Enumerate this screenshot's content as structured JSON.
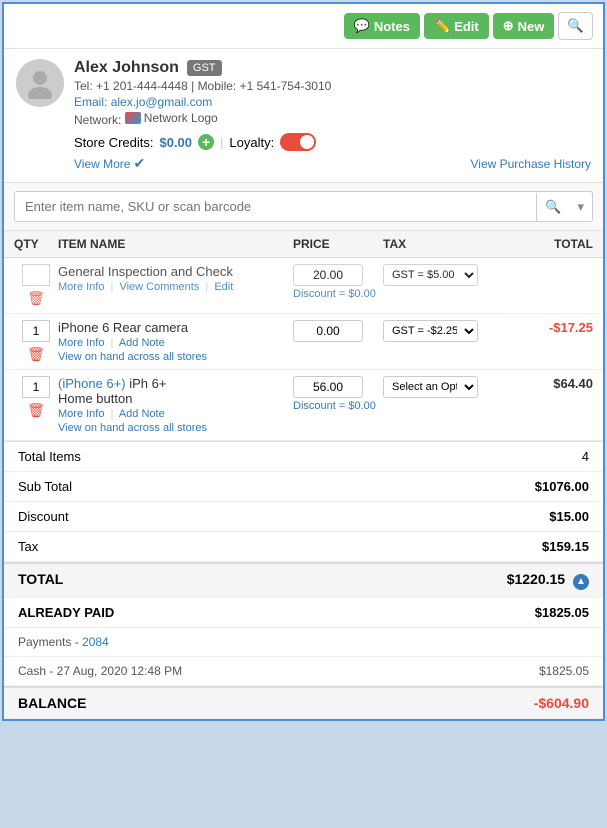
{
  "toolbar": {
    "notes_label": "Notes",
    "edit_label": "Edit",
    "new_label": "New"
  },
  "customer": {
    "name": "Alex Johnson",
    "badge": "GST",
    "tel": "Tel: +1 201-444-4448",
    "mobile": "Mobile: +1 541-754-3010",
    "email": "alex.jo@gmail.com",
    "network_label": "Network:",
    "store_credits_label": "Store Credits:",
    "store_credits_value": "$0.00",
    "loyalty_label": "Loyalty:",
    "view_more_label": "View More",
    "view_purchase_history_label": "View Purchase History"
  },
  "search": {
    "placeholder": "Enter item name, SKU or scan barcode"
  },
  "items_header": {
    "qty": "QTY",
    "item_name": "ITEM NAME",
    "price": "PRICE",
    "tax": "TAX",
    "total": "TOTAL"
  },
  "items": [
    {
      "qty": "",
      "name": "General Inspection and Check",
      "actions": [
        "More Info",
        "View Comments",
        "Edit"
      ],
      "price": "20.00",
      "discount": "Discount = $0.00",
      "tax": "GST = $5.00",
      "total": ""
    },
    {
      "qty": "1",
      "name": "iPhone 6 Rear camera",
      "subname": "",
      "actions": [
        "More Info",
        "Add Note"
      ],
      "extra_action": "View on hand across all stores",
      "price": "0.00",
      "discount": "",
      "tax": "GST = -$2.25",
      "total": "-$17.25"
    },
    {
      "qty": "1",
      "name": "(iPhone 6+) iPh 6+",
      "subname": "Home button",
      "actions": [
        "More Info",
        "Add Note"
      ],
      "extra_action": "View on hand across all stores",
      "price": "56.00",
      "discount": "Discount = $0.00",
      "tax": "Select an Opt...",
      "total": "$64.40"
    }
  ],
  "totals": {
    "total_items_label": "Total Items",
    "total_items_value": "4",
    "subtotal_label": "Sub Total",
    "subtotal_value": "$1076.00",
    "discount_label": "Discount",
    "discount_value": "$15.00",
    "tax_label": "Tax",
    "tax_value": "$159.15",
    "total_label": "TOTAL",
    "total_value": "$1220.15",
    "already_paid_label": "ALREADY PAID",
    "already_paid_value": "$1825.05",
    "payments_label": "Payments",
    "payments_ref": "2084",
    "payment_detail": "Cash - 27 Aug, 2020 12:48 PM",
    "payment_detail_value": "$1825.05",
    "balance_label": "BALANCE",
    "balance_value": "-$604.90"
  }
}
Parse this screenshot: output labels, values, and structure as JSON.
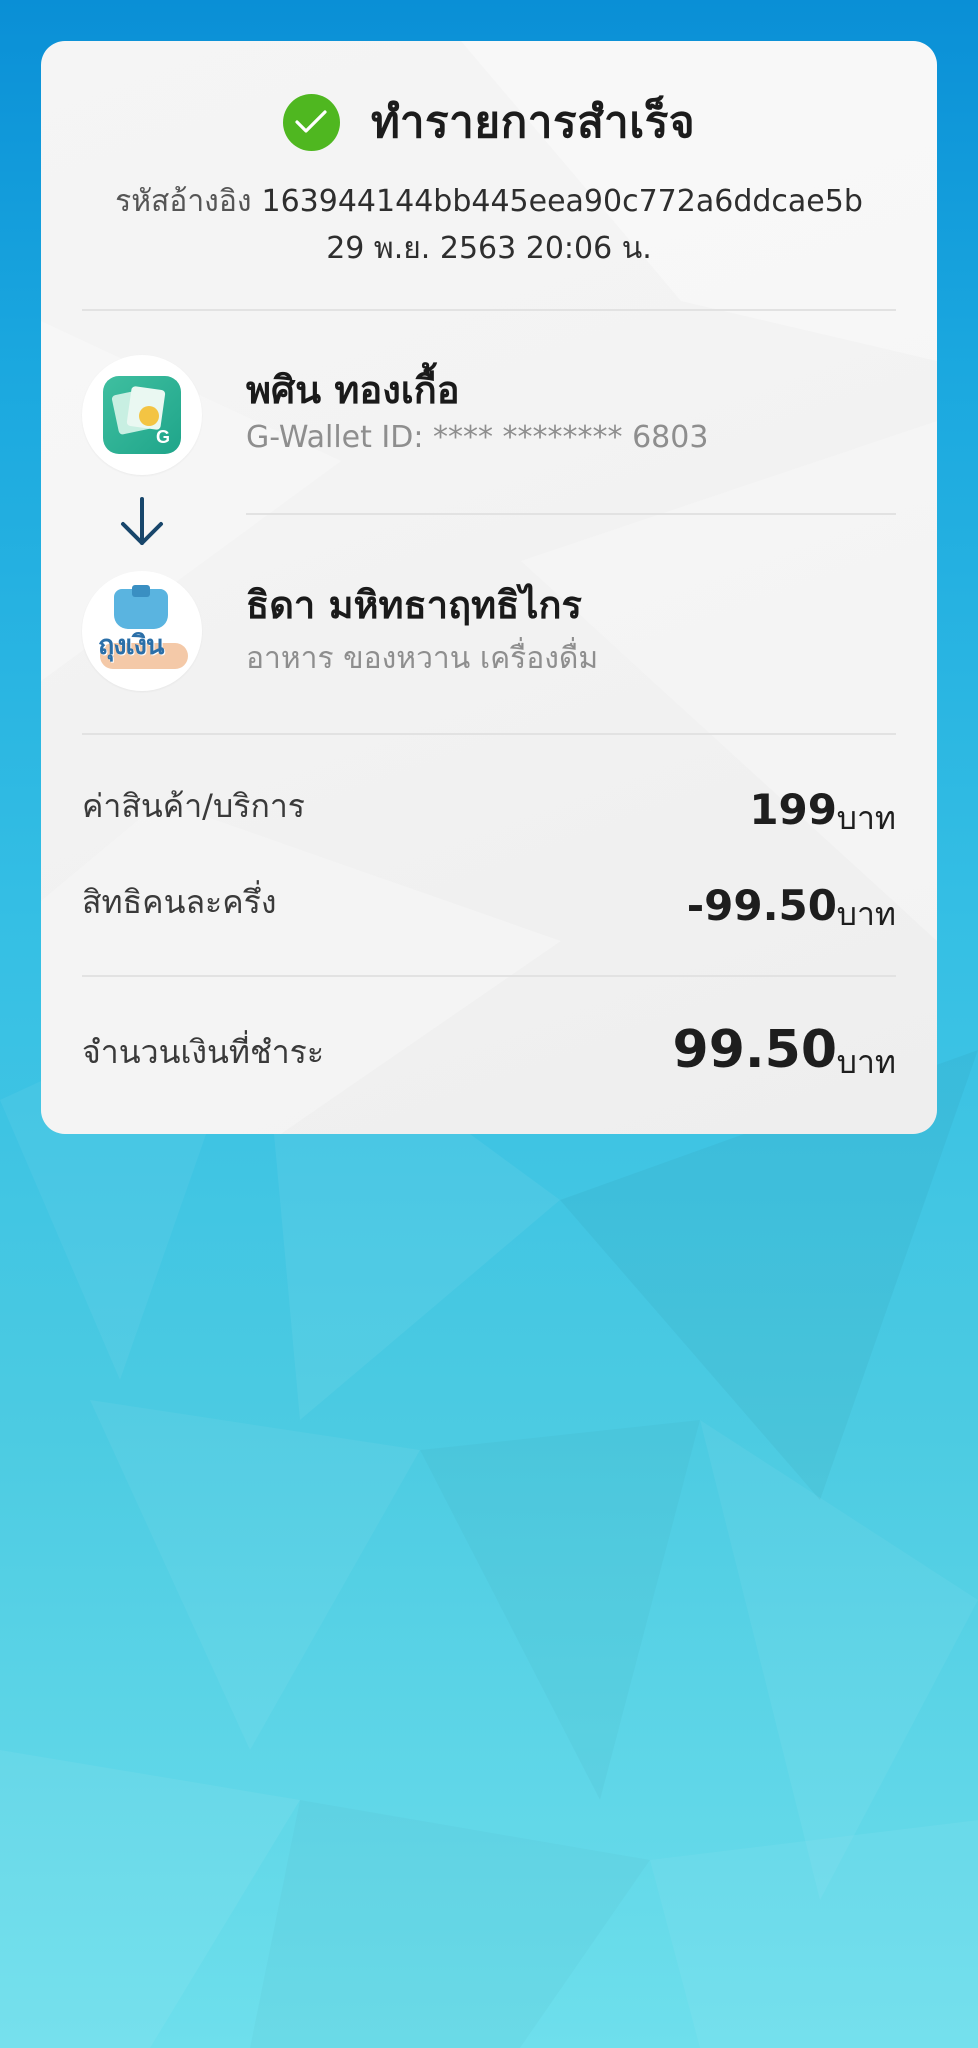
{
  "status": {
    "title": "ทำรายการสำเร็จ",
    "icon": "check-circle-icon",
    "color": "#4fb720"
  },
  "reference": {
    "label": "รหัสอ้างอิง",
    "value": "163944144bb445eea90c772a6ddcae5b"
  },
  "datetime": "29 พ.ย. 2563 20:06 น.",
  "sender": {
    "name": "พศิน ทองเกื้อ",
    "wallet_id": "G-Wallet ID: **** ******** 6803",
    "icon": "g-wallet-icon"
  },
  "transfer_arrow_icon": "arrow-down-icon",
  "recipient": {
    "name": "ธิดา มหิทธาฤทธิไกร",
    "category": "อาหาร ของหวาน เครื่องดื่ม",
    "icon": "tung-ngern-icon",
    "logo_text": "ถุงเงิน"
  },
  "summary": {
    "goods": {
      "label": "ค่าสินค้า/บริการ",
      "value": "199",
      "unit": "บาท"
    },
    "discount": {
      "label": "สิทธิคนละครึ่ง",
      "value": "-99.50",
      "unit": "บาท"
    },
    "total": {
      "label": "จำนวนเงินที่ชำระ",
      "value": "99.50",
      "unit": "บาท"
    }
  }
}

※

Print all of the entries word for word. Omit the pictures they contain.

Enumerate this screenshot's content as structured JSON.
{
  "toolbar": {
    "notes_label": "Notes",
    "edit_label": "Edit",
    "new_label": "New"
  },
  "customer": {
    "name": "Alex Johnson",
    "badge": "GST",
    "tel": "Tel: +1 201-444-4448",
    "mobile": "Mobile: +1 541-754-3010",
    "email": "alex.jo@gmail.com",
    "network_label": "Network:",
    "store_credits_label": "Store Credits:",
    "store_credits_value": "$0.00",
    "loyalty_label": "Loyalty:",
    "view_more_label": "View More",
    "view_purchase_history_label": "View Purchase History"
  },
  "search": {
    "placeholder": "Enter item name, SKU or scan barcode"
  },
  "items_header": {
    "qty": "QTY",
    "item_name": "ITEM NAME",
    "price": "PRICE",
    "tax": "TAX",
    "total": "TOTAL"
  },
  "items": [
    {
      "qty": "",
      "name": "General Inspection and Check",
      "actions": [
        "More Info",
        "View Comments",
        "Edit"
      ],
      "price": "20.00",
      "discount": "Discount = $0.00",
      "tax": "GST = $5.00",
      "total": ""
    },
    {
      "qty": "1",
      "name": "iPhone 6 Rear camera",
      "subname": "",
      "actions": [
        "More Info",
        "Add Note"
      ],
      "extra_action": "View on hand across all stores",
      "price": "0.00",
      "discount": "",
      "tax": "GST = -$2.25",
      "total": "-$17.25"
    },
    {
      "qty": "1",
      "name": "(iPhone 6+) iPh 6+",
      "subname": "Home button",
      "actions": [
        "More Info",
        "Add Note"
      ],
      "extra_action": "View on hand across all stores",
      "price": "56.00",
      "discount": "Discount = $0.00",
      "tax": "Select an Opt...",
      "total": "$64.40"
    }
  ],
  "totals": {
    "total_items_label": "Total Items",
    "total_items_value": "4",
    "subtotal_label": "Sub Total",
    "subtotal_value": "$1076.00",
    "discount_label": "Discount",
    "discount_value": "$15.00",
    "tax_label": "Tax",
    "tax_value": "$159.15",
    "total_label": "TOTAL",
    "total_value": "$1220.15",
    "already_paid_label": "ALREADY PAID",
    "already_paid_value": "$1825.05",
    "payments_label": "Payments",
    "payments_ref": "2084",
    "payment_detail": "Cash - 27 Aug, 2020 12:48 PM",
    "payment_detail_value": "$1825.05",
    "balance_label": "BALANCE",
    "balance_value": "-$604.90"
  }
}
Parse this screenshot: output labels, values, and structure as JSON.
{
  "status": {
    "title": "ทำรายการสำเร็จ",
    "icon": "check-circle-icon",
    "color": "#4fb720"
  },
  "reference": {
    "label": "รหัสอ้างอิง",
    "value": "163944144bb445eea90c772a6ddcae5b"
  },
  "datetime": "29 พ.ย. 2563 20:06 น.",
  "sender": {
    "name": "พศิน ทองเกื้อ",
    "wallet_id": "G-Wallet ID: **** ******** 6803",
    "icon": "g-wallet-icon"
  },
  "transfer_arrow_icon": "arrow-down-icon",
  "recipient": {
    "name": "ธิดา มหิทธาฤทธิไกร",
    "category": "อาหาร ของหวาน เครื่องดื่ม",
    "icon": "tung-ngern-icon",
    "logo_text": "ถุงเงิน"
  },
  "summary": {
    "goods": {
      "label": "ค่าสินค้า/บริการ",
      "value": "199",
      "unit": "บาท"
    },
    "discount": {
      "label": "สิทธิคนละครึ่ง",
      "value": "-99.50",
      "unit": "บาท"
    },
    "total": {
      "label": "จำนวนเงินที่ชำระ",
      "value": "99.50",
      "unit": "บาท"
    }
  }
}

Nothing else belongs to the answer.